_Requirements_
Reply with one number only, the count of lines holding the string "квадратных".

— START —

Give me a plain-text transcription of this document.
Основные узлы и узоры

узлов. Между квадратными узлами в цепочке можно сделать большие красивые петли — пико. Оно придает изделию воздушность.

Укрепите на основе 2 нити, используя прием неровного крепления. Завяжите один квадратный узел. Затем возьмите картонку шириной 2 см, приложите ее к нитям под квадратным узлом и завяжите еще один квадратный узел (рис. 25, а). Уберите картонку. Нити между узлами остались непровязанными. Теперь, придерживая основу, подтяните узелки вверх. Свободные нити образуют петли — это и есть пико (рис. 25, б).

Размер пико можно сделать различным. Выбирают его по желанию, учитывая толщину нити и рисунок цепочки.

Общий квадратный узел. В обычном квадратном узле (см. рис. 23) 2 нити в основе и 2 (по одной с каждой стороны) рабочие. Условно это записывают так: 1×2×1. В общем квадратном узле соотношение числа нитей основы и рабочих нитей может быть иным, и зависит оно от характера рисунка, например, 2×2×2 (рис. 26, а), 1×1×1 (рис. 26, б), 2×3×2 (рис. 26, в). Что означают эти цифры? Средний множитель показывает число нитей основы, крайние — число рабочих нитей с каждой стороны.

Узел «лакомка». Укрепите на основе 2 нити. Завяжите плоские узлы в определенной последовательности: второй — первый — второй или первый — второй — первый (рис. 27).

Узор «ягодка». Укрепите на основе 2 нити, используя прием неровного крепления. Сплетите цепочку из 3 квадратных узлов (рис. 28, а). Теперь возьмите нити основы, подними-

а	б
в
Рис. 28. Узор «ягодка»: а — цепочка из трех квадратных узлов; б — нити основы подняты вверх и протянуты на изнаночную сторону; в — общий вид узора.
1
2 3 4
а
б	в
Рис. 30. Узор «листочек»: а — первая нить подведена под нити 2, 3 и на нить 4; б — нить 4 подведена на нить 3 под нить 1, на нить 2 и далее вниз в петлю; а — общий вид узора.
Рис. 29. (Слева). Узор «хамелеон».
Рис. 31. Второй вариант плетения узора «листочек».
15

— END —

_Written solution_
2